=== What to do ===
Pull every line containing "JSON" out of the material below.
------ Task input
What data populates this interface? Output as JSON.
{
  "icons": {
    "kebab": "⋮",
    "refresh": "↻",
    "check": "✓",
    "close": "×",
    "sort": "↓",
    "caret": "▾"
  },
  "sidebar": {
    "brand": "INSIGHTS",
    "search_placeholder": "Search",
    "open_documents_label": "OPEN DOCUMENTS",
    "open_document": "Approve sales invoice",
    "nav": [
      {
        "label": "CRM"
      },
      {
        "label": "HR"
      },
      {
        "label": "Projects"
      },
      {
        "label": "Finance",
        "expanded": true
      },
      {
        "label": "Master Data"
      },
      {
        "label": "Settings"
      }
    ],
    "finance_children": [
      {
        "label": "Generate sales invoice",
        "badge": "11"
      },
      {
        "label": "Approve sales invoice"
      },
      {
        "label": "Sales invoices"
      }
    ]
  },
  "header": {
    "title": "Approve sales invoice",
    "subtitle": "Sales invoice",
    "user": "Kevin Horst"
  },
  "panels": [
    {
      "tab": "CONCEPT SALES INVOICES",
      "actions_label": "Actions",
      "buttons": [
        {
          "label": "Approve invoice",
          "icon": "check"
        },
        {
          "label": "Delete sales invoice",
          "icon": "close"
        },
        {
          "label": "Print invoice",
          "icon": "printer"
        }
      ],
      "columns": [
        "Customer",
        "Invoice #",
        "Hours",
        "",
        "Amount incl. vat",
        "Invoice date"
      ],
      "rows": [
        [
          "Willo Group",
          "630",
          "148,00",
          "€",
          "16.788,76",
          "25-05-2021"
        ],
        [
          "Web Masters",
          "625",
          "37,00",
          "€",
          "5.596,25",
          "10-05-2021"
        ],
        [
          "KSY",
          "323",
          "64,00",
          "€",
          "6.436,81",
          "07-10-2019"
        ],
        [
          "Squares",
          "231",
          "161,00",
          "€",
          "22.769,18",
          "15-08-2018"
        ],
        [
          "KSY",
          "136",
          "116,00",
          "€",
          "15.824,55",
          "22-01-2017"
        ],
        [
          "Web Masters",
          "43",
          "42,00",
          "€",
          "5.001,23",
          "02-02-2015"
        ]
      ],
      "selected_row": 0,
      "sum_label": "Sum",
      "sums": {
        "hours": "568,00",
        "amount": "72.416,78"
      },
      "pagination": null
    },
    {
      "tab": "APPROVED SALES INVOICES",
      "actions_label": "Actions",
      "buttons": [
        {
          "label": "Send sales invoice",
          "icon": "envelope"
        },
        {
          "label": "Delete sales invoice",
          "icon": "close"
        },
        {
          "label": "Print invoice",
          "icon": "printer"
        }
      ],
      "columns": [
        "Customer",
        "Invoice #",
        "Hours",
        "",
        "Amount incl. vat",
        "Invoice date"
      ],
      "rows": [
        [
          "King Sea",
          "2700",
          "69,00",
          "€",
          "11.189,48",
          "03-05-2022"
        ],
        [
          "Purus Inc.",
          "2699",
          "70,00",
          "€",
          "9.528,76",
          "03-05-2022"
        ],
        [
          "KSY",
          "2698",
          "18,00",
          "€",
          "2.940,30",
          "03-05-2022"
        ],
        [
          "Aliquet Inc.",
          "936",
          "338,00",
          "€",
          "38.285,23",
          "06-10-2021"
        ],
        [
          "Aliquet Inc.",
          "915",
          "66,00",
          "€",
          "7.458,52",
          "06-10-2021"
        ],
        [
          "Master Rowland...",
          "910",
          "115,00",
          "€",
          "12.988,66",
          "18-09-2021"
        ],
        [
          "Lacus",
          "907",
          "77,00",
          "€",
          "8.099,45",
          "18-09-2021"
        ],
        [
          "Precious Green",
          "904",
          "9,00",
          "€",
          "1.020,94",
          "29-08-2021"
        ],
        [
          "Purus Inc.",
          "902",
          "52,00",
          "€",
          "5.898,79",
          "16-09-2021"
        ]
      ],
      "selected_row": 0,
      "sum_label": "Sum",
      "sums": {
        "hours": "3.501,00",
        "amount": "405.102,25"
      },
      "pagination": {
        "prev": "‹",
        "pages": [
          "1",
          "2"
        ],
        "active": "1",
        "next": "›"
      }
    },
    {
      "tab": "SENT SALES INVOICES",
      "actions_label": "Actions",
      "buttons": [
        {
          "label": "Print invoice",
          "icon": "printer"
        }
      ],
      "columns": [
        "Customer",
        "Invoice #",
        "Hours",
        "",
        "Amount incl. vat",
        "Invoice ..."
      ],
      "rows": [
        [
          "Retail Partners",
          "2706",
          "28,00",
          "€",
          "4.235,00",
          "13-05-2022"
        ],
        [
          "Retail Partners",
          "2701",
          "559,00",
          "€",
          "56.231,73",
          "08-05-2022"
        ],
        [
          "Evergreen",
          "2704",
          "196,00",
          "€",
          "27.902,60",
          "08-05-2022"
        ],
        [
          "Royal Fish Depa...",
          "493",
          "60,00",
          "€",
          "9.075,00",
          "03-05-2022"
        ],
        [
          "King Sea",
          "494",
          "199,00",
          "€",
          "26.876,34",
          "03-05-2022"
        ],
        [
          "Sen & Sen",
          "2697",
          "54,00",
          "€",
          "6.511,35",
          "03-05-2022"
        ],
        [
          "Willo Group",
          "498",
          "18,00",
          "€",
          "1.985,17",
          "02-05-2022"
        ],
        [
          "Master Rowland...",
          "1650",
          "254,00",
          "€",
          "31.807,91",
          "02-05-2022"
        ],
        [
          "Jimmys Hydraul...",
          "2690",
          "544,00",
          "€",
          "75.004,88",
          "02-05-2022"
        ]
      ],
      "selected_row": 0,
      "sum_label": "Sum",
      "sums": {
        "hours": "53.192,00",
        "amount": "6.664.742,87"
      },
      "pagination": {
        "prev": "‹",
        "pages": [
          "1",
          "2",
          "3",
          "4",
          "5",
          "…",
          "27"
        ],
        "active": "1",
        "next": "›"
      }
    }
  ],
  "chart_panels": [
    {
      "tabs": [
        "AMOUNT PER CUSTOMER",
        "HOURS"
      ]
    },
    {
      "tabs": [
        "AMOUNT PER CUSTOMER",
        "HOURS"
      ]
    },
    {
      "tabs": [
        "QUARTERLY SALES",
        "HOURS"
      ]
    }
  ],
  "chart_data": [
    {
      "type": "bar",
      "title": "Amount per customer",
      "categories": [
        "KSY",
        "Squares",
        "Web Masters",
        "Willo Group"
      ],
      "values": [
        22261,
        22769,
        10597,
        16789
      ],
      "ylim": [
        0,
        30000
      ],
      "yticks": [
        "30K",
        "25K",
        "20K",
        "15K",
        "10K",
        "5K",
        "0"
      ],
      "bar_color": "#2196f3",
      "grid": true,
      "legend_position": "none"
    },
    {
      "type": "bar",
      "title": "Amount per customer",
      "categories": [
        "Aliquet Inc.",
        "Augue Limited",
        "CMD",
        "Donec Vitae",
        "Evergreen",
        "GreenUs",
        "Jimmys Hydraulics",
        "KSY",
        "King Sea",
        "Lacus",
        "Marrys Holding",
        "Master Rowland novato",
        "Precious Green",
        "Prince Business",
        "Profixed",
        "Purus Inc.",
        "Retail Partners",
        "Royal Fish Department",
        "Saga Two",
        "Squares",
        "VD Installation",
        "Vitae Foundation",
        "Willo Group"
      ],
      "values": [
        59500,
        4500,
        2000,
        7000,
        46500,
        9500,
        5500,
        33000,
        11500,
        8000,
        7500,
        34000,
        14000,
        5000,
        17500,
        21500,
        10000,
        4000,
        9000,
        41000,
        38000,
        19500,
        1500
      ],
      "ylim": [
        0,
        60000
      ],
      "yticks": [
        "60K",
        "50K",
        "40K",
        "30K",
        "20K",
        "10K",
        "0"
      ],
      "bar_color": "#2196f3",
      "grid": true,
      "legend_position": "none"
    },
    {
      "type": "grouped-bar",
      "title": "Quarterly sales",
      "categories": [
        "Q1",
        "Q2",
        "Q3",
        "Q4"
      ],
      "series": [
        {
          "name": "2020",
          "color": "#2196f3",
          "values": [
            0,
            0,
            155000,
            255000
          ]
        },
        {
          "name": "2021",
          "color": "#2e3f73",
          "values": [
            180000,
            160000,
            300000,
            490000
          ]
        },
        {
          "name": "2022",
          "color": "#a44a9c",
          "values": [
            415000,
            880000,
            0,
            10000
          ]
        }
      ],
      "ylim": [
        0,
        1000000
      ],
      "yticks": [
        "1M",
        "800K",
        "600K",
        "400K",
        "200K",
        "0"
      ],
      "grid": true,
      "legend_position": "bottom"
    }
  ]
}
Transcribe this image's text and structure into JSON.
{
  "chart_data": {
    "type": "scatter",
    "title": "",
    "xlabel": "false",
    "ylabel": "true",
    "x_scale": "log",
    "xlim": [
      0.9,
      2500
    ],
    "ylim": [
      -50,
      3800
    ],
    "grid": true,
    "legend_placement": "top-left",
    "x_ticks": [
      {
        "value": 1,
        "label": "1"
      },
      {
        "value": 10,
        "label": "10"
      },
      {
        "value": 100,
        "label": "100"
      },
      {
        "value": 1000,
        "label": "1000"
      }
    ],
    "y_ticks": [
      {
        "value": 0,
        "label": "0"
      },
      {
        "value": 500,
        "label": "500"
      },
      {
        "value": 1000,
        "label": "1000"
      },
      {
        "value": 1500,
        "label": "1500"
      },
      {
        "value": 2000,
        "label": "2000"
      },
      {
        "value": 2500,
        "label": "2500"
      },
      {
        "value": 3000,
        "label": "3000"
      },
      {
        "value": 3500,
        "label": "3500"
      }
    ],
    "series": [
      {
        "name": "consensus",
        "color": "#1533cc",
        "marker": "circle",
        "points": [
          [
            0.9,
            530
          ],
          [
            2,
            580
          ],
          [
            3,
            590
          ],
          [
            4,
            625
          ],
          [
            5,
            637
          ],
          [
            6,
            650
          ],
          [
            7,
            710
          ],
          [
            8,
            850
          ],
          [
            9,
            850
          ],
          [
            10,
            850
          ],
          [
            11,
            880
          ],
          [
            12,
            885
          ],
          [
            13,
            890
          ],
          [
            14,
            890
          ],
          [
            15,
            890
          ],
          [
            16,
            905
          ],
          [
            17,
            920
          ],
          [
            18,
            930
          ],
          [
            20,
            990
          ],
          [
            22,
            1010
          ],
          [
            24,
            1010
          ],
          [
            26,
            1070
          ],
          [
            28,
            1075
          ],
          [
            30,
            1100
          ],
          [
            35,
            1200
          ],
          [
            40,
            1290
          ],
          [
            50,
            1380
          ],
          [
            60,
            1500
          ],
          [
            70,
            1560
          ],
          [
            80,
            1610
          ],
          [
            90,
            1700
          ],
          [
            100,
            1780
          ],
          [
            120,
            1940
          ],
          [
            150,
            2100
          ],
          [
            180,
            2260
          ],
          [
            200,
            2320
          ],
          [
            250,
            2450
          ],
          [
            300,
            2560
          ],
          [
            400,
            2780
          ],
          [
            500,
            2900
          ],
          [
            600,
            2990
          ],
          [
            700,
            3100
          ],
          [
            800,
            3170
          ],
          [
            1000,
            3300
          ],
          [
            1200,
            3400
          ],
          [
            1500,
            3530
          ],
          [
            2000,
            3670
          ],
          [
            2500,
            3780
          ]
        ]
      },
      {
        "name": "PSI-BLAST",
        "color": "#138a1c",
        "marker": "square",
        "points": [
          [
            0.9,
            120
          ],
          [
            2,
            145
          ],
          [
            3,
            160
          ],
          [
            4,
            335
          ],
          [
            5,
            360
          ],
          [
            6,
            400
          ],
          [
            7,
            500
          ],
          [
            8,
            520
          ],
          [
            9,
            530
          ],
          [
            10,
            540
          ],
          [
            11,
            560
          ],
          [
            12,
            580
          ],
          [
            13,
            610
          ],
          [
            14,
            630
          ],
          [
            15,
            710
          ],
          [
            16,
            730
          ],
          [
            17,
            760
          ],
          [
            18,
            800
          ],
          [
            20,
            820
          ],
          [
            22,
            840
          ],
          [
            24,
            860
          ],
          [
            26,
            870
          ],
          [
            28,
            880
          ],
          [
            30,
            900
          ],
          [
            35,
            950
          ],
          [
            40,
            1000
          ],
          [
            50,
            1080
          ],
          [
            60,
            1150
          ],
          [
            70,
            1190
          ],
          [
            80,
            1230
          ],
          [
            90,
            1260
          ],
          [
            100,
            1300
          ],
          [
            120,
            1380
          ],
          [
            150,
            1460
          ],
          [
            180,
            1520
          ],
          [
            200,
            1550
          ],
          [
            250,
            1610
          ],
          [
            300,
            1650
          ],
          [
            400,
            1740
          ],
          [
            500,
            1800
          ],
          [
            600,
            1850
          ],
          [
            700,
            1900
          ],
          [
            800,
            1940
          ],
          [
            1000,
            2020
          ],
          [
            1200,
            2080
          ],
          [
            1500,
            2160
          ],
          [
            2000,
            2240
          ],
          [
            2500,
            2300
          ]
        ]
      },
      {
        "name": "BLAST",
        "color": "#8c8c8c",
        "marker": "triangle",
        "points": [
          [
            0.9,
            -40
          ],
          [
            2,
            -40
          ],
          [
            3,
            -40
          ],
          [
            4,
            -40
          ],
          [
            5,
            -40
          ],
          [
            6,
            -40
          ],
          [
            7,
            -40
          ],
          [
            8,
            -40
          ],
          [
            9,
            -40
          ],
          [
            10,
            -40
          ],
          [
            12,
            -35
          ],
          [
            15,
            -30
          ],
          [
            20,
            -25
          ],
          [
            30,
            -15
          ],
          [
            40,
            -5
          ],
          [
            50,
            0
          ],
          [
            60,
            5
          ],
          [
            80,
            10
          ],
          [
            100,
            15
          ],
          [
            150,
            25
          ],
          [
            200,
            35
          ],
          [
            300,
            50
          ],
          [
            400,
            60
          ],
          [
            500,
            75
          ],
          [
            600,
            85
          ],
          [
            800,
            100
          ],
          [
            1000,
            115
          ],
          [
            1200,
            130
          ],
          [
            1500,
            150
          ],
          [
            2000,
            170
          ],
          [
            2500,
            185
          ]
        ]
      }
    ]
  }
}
------------
=== In response ===
What data populates this interface? Output as JSON.
Transcribe this image's text and structure into JSON.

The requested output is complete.